» **EXERCISE REQUIREMENTS**
Show all lines of the listing that hold the word "General".

» **RECORDS SUPPLIED**
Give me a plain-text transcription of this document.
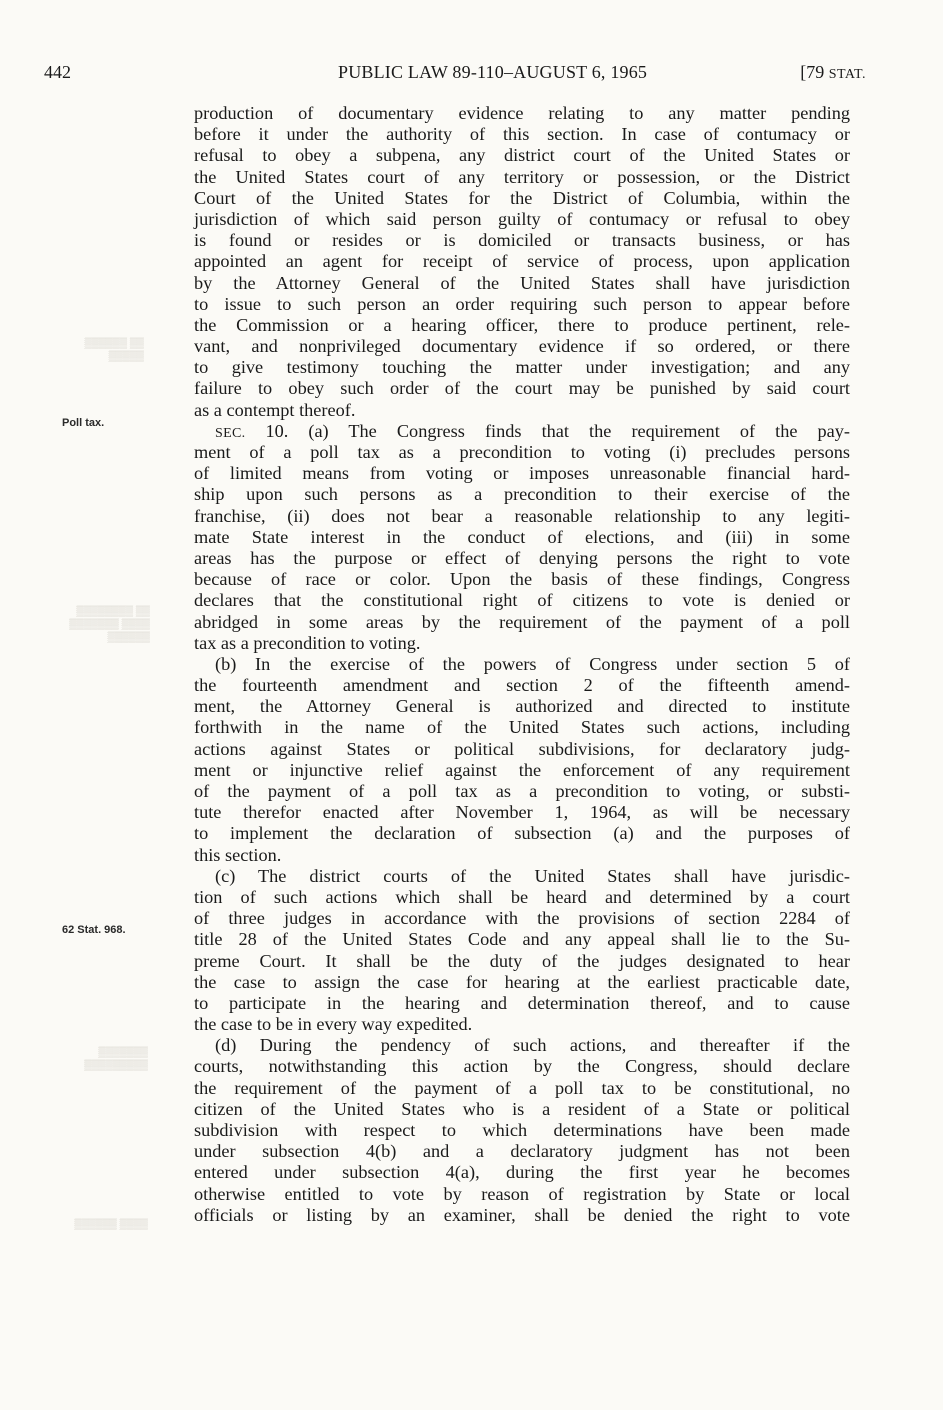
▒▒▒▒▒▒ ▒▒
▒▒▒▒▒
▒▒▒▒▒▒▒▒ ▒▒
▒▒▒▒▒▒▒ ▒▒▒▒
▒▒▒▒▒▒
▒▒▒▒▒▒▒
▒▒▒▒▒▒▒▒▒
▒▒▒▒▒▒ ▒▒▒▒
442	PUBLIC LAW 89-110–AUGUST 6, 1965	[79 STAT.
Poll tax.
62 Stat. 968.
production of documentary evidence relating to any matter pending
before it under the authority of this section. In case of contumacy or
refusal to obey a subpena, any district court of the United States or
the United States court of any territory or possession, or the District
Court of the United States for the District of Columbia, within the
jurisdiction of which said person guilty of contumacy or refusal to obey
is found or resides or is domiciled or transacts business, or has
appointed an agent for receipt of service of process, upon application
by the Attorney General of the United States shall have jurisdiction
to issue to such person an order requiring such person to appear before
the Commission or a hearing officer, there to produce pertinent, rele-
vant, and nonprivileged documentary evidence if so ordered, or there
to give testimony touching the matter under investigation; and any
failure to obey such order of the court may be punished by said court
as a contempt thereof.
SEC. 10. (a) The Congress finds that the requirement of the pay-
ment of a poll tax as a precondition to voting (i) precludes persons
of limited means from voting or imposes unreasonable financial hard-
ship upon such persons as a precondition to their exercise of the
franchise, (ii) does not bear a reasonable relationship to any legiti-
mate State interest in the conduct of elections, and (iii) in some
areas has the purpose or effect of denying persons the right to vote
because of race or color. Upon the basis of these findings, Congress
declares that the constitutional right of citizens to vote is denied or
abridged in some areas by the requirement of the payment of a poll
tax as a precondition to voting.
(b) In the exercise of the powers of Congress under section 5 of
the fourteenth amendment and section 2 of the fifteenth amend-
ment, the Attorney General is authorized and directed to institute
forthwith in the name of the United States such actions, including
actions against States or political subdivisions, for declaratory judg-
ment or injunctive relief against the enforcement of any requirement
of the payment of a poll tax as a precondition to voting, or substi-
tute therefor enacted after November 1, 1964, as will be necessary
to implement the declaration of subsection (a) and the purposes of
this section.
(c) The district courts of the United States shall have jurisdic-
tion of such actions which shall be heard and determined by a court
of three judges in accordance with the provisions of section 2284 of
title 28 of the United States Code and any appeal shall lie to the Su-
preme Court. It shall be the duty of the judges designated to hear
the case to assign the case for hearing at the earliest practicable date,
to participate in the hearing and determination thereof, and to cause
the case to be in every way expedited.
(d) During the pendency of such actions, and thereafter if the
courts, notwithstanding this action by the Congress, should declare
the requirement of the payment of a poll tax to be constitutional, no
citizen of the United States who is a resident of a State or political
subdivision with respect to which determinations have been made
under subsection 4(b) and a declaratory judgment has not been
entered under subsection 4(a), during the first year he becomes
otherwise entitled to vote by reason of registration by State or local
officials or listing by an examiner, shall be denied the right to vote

» **SOLUTION TO THIS EXERCISE**
by the Attorney General of the United States shall have jurisdiction
ment, the Attorney General is authorized and directed to institute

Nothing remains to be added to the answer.